> [Records in a dataset]:
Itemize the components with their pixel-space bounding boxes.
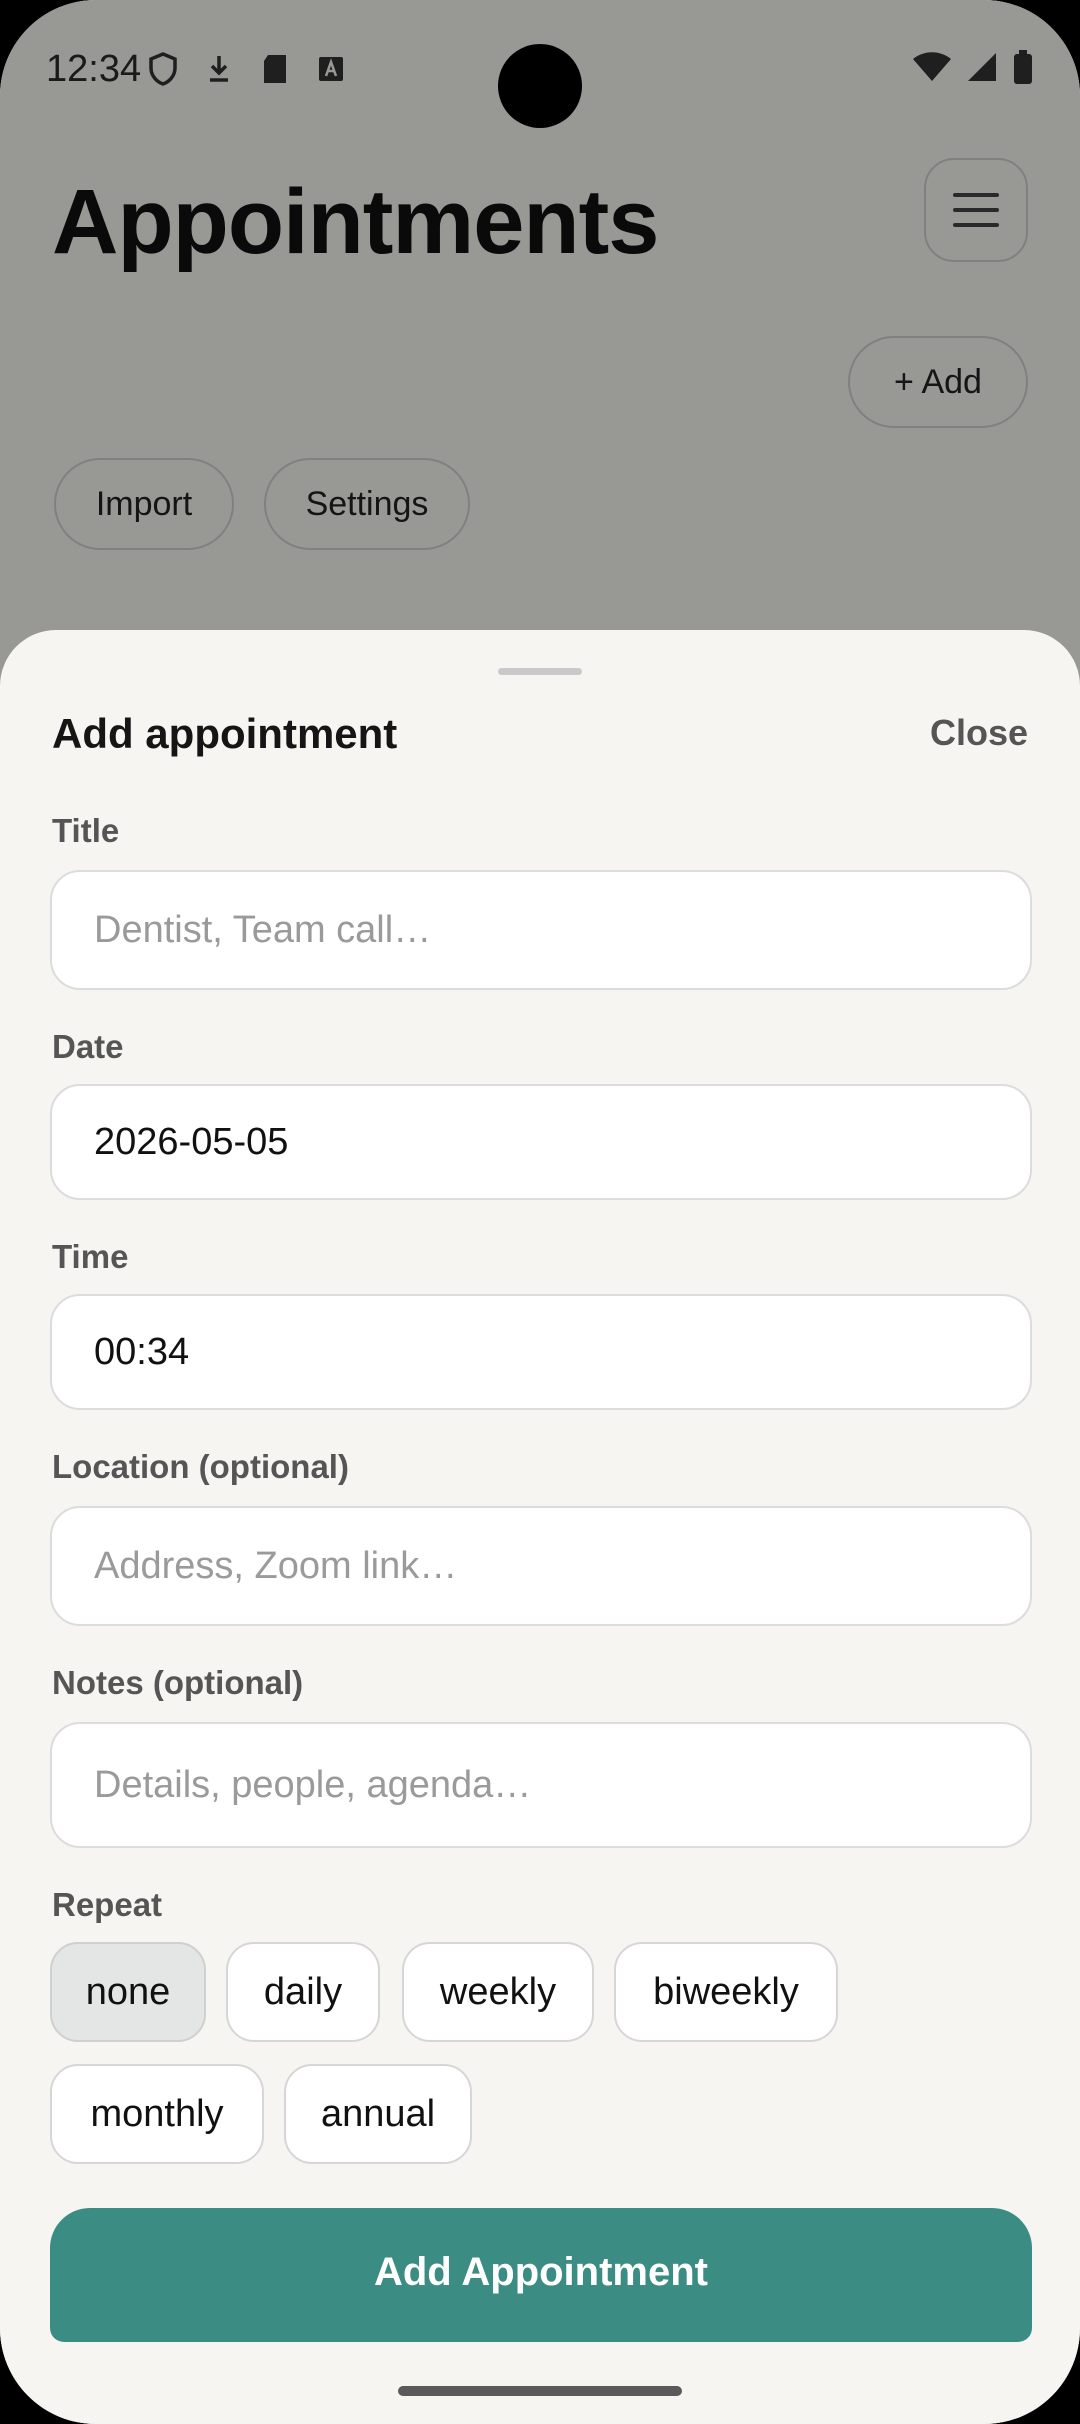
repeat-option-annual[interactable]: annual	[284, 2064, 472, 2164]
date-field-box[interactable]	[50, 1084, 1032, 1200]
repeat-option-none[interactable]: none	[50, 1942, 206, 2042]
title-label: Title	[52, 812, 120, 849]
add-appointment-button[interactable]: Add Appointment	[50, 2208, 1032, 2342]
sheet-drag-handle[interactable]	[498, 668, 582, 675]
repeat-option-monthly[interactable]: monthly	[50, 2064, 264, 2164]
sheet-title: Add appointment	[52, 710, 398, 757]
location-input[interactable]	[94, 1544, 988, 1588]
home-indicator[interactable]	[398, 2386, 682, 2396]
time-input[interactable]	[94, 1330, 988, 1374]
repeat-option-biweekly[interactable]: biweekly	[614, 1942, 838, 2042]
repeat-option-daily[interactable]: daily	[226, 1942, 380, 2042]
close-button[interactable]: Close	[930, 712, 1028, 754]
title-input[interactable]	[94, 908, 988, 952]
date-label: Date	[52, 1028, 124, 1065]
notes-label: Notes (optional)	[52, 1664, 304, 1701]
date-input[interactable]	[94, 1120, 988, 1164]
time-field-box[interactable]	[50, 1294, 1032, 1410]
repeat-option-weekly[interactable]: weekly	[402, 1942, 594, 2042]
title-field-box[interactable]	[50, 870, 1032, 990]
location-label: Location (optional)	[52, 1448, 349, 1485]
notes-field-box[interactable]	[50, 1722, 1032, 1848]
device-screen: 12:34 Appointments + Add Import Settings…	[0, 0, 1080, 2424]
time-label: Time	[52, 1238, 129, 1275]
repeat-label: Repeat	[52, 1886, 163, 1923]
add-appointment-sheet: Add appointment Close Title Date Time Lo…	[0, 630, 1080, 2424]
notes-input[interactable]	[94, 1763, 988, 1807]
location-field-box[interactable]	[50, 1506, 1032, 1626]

--

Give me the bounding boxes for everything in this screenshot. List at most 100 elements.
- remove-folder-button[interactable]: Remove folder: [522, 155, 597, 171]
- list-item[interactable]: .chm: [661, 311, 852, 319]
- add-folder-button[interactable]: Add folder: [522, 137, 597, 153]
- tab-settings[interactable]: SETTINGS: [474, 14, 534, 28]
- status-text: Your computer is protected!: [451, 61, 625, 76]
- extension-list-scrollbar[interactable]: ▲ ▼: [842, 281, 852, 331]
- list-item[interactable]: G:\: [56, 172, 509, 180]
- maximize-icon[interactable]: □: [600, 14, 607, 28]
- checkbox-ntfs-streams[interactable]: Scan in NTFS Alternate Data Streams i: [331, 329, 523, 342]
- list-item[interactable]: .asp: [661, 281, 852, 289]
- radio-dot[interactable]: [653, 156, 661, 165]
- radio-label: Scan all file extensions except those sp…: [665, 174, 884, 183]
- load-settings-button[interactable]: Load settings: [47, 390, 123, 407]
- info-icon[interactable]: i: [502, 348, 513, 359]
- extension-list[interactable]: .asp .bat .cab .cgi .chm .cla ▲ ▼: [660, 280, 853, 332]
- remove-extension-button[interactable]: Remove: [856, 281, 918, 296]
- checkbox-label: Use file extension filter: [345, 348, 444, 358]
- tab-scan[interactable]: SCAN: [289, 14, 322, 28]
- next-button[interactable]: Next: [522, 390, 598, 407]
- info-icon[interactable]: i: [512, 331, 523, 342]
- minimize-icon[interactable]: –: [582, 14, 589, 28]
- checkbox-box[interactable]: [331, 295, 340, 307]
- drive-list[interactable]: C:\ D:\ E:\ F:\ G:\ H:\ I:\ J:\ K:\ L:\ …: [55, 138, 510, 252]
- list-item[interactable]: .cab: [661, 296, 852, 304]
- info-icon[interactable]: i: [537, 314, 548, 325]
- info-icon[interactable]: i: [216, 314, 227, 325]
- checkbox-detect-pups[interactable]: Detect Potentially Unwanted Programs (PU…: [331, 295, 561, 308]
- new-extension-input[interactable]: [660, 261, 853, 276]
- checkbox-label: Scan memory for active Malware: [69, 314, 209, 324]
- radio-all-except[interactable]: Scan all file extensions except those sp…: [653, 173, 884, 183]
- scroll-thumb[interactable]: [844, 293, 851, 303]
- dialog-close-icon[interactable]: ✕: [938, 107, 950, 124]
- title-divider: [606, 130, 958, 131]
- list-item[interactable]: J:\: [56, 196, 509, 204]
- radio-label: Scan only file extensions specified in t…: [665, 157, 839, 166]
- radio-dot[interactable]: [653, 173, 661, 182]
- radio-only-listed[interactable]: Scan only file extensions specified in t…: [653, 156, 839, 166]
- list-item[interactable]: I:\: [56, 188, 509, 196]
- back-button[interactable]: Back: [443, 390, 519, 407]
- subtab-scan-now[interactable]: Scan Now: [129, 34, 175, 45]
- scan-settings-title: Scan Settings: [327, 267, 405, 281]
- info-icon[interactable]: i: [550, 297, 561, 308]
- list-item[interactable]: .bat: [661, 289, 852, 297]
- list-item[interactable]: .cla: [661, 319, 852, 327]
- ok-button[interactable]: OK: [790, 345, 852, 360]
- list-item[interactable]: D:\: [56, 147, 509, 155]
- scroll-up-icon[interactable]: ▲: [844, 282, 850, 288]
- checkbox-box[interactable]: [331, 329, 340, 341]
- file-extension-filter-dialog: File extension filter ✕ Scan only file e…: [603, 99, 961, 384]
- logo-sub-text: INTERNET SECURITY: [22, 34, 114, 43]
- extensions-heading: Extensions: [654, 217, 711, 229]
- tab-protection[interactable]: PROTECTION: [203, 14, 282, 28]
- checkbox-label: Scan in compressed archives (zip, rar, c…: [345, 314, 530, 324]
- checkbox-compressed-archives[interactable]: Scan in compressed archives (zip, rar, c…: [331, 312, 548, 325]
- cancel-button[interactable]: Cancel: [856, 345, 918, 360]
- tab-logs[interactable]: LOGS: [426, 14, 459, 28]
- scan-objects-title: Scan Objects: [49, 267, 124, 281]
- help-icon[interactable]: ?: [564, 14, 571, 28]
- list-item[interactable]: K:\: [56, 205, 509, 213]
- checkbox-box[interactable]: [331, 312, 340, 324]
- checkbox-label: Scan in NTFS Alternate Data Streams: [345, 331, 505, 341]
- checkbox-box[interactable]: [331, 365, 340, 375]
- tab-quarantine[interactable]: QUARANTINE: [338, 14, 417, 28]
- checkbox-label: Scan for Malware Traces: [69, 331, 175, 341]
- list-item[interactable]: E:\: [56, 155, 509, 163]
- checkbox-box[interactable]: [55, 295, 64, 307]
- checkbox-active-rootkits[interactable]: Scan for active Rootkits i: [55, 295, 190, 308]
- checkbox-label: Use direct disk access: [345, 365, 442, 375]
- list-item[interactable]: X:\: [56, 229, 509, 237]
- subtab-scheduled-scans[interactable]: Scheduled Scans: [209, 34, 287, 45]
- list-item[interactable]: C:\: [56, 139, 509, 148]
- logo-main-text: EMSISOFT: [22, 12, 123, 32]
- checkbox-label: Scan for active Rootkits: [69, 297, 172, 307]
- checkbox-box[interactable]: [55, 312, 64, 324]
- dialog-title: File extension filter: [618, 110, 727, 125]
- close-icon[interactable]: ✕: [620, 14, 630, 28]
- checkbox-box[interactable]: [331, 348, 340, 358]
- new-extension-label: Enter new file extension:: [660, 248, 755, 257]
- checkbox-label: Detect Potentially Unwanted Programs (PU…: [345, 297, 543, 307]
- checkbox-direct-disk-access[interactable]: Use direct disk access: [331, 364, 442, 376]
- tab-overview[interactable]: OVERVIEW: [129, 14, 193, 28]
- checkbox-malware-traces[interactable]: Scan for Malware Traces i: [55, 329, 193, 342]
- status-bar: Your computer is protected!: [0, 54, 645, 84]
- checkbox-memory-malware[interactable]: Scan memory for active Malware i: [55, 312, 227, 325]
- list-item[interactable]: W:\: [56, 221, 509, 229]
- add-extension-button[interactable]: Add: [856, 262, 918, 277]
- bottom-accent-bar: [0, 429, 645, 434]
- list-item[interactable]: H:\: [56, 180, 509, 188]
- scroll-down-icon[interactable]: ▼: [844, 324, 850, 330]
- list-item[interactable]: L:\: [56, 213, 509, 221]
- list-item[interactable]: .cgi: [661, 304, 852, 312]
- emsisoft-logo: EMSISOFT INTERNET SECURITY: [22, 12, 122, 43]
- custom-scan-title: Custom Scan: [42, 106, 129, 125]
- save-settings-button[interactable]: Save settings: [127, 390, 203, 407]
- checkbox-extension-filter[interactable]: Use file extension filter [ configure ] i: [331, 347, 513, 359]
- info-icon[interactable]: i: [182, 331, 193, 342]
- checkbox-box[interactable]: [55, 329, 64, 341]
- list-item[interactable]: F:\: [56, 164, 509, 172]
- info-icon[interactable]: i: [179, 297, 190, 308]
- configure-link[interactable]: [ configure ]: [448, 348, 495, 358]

==

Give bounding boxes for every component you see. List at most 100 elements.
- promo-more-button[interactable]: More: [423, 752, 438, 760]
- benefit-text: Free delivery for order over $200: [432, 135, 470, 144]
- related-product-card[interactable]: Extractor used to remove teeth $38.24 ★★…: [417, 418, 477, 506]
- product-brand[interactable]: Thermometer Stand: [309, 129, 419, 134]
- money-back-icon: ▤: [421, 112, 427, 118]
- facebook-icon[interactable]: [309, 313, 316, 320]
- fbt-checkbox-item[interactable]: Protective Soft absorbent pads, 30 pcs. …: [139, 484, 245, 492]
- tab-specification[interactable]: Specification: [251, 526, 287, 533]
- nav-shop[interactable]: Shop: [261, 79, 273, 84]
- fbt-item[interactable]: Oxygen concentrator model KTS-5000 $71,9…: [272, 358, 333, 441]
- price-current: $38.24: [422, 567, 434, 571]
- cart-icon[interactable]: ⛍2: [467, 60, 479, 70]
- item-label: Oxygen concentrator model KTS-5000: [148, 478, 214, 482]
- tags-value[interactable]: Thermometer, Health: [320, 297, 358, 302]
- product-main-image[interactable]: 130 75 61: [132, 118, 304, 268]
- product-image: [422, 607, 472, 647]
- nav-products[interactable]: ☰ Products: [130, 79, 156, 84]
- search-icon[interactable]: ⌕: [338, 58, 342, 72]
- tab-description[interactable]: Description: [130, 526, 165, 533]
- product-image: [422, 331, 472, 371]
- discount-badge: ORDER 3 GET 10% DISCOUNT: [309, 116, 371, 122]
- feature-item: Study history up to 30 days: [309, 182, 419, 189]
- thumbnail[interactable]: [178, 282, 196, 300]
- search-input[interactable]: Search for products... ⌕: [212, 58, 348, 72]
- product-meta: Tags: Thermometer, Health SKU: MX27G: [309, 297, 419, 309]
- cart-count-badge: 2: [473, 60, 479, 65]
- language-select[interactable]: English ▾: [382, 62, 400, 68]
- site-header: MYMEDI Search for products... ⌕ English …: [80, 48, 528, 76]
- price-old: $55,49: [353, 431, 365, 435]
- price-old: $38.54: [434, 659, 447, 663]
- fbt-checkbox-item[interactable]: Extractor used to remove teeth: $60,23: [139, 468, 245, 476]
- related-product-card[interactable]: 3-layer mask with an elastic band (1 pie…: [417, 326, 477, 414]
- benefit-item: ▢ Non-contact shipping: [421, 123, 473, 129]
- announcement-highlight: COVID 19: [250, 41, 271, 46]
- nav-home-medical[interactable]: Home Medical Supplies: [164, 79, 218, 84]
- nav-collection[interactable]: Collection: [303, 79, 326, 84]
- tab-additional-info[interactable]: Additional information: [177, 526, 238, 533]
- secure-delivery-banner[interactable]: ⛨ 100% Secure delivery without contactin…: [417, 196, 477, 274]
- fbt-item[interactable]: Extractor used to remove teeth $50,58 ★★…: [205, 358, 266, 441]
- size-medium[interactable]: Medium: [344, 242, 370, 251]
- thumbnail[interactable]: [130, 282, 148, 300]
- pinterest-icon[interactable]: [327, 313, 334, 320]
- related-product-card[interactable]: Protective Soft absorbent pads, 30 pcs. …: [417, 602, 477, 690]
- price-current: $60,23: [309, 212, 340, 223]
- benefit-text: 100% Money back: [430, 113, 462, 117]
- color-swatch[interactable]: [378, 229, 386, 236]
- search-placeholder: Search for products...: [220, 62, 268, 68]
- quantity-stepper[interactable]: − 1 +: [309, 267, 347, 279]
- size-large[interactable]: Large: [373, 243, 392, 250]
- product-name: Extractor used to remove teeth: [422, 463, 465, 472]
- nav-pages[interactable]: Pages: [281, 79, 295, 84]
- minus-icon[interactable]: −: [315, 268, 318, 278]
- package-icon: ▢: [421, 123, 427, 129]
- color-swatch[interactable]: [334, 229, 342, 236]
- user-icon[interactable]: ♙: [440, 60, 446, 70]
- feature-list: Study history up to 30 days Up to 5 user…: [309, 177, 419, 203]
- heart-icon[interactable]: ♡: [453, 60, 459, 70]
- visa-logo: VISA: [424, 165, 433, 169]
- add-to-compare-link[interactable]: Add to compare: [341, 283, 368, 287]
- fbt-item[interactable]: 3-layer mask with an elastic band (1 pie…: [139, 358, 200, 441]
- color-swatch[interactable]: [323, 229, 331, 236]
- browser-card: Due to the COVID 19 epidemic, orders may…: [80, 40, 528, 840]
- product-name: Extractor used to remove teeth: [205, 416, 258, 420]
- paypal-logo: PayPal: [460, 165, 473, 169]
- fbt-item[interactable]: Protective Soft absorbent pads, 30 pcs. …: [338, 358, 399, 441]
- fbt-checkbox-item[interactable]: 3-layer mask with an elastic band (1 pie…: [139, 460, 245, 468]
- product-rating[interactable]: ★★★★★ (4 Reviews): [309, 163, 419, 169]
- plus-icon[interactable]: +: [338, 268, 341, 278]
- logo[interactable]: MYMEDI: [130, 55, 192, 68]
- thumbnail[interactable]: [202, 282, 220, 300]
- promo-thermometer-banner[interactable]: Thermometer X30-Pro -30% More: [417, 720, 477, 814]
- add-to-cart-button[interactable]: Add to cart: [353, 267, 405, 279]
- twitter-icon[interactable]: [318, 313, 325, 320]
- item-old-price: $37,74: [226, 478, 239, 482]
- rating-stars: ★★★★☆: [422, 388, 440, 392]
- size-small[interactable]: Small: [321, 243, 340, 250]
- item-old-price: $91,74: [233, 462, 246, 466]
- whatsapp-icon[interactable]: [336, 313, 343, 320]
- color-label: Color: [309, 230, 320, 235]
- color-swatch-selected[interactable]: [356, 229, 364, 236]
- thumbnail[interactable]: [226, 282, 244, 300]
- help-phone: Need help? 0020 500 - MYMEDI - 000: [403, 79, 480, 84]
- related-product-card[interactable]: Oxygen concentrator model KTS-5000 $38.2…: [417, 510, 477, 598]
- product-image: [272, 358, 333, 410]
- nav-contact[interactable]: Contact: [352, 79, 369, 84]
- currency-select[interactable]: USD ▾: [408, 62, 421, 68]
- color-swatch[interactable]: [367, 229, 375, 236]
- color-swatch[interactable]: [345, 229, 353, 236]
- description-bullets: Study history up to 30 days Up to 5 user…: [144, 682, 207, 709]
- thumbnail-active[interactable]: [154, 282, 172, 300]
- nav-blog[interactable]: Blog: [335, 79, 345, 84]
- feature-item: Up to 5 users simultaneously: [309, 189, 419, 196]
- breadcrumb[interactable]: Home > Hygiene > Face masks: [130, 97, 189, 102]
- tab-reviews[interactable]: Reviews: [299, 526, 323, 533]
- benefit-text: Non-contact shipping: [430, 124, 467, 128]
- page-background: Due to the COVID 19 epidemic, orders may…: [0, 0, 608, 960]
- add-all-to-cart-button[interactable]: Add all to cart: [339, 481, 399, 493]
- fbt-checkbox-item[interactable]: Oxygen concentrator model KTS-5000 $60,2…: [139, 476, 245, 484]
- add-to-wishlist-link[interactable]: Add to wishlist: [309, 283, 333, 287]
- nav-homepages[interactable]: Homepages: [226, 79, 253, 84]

> [SHORT EXERCISE]:
Write out the lines again, starting at the line that has "2064, 472, 2164]" and stopping after the line that has "2064, 264, 2164]". Substitute "quarterly" for "monthly" and keep everything else unchanged.

> [WRITTEN RESPONSE]:
repeat-option-annual[interactable]: annual	[284, 2064, 472, 2164]
date-field-box[interactable]	[50, 1084, 1032, 1200]
repeat-option-none[interactable]: none	[50, 1942, 206, 2042]
title-label: Title	[52, 812, 120, 849]
add-appointment-button[interactable]: Add Appointment	[50, 2208, 1032, 2342]
sheet-drag-handle[interactable]	[498, 668, 582, 675]
repeat-option-quarterly[interactable]: quarterly	[50, 2064, 264, 2164]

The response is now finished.